WRITTEN PROBLEM
Copy every line that contains the string "coefficient" from the entries below.
··· PROVIDED DATA
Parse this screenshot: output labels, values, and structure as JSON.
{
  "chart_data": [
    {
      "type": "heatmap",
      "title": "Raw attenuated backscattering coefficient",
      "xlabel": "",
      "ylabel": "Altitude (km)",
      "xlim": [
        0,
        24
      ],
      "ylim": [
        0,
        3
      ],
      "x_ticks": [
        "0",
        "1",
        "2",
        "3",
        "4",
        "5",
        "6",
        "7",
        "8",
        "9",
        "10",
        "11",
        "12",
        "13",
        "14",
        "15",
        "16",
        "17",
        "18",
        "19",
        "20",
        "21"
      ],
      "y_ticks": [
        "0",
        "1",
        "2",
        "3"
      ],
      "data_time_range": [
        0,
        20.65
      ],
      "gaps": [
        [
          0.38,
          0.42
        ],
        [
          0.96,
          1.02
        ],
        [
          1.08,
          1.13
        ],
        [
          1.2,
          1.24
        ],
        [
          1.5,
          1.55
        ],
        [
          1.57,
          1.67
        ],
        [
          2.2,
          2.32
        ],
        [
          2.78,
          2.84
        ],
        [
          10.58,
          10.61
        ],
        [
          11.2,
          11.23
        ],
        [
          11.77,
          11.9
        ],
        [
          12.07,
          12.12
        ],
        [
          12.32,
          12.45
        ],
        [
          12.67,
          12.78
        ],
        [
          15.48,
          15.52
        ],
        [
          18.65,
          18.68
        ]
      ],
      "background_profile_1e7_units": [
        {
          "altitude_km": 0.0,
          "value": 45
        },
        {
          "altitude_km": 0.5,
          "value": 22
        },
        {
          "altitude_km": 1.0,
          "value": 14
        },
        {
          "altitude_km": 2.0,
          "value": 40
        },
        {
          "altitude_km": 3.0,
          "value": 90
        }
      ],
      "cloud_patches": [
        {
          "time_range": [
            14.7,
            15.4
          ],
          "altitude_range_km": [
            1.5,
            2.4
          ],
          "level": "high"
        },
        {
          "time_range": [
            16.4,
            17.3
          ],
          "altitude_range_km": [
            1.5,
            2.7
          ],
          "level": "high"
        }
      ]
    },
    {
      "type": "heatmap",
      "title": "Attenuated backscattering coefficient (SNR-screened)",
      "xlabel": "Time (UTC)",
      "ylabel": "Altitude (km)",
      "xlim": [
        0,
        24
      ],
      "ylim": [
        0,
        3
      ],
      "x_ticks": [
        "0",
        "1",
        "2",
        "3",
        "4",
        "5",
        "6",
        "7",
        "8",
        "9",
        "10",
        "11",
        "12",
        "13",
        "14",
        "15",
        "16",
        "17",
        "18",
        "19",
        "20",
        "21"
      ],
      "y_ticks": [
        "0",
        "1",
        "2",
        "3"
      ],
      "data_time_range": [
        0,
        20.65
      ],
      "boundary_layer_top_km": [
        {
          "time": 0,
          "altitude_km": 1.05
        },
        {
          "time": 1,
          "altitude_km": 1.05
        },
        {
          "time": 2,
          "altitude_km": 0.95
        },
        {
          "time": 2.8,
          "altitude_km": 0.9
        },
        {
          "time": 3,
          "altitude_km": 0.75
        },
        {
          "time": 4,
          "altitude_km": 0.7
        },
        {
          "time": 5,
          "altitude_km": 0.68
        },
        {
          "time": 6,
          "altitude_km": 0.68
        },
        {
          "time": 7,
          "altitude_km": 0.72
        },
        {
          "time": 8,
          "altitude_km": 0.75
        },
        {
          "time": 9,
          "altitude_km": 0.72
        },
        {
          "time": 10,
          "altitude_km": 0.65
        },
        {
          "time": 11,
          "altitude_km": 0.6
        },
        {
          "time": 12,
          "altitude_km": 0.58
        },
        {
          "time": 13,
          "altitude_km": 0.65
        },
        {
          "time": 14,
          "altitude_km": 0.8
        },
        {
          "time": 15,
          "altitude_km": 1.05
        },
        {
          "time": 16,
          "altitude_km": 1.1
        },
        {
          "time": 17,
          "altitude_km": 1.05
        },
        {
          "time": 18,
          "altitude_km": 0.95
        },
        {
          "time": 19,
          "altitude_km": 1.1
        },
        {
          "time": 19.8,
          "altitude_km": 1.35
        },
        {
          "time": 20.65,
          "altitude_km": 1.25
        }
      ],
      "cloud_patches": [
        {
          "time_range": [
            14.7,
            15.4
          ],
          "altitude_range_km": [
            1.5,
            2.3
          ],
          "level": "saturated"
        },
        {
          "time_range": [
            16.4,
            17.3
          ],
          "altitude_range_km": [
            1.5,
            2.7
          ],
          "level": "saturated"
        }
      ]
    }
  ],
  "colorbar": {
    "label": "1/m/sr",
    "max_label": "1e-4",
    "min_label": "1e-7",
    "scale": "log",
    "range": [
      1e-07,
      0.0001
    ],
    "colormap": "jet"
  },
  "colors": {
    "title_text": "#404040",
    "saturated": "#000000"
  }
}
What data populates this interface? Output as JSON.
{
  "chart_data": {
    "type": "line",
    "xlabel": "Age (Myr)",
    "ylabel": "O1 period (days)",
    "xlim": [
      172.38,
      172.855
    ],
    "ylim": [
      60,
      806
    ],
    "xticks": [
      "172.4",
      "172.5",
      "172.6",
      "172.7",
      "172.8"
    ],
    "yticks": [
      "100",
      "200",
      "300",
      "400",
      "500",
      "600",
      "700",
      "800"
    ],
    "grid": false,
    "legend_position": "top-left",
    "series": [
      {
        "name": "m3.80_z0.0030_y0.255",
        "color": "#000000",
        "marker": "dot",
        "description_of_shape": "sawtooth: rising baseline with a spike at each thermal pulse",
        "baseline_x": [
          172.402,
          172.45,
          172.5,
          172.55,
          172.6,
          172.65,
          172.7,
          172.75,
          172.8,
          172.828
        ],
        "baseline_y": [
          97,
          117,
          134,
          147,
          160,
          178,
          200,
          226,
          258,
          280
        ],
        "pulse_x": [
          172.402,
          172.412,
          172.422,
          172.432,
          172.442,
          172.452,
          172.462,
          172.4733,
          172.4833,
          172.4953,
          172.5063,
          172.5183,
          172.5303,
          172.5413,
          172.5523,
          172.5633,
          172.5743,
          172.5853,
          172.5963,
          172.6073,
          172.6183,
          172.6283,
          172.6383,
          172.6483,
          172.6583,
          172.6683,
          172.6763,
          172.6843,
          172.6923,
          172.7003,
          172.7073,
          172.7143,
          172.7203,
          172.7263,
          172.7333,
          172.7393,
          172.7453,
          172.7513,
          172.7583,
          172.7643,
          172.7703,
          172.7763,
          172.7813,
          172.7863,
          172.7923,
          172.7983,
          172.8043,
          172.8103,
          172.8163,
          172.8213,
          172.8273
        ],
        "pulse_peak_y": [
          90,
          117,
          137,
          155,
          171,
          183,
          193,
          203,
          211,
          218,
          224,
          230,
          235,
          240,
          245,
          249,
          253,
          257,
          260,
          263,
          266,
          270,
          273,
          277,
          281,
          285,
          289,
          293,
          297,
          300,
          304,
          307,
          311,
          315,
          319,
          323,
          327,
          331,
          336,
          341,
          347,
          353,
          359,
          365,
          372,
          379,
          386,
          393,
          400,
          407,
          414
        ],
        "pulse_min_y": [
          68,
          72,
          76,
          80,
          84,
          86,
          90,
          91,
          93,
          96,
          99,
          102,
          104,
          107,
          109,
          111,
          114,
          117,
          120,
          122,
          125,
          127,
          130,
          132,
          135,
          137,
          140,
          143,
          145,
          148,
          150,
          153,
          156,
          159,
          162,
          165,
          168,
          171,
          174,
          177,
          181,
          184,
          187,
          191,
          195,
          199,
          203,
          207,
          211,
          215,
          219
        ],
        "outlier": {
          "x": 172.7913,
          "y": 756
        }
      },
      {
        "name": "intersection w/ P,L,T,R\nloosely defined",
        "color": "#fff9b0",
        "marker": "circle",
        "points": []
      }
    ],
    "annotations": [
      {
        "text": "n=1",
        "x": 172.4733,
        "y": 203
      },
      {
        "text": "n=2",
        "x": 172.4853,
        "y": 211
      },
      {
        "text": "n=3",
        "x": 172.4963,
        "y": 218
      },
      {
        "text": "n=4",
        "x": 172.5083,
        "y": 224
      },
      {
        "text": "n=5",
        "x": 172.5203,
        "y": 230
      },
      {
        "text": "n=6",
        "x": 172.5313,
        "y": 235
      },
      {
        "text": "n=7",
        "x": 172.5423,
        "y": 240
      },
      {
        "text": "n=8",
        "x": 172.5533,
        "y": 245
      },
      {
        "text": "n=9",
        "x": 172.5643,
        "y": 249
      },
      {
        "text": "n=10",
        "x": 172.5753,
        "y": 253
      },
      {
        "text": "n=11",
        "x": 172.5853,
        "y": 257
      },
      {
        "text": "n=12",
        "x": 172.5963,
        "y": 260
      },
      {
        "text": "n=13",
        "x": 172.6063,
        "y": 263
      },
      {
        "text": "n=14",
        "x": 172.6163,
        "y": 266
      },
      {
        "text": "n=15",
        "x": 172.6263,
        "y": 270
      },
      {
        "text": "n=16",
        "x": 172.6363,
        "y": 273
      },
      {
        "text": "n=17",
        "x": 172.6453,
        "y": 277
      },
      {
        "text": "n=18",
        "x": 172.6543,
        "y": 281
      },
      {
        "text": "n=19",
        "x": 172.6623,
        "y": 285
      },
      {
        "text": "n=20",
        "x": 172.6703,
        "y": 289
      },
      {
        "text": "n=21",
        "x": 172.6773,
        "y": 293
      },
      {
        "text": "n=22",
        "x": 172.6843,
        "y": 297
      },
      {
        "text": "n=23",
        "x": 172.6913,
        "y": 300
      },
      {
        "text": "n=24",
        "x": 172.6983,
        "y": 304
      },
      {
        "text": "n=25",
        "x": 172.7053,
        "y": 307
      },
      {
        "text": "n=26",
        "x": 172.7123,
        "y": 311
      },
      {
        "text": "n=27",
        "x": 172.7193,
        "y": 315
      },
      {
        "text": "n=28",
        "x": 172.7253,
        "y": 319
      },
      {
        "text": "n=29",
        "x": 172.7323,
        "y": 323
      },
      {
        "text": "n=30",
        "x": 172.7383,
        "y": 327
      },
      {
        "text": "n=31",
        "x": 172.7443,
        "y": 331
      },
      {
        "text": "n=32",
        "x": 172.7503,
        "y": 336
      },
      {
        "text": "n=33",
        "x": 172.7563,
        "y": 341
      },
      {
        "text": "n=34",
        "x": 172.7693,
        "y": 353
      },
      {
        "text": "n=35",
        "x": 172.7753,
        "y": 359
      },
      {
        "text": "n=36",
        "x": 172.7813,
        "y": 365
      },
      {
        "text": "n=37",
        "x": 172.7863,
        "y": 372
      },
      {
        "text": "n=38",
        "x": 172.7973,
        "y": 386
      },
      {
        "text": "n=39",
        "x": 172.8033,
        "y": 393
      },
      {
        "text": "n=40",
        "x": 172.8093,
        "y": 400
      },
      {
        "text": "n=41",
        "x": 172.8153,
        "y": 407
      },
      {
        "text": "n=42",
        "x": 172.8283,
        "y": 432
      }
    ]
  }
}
······
EXPECTED ANSWER
      "title": "Raw attenuated backscattering coefficient",
      "title": "Attenuated backscattering coefficient (SNR-screened)",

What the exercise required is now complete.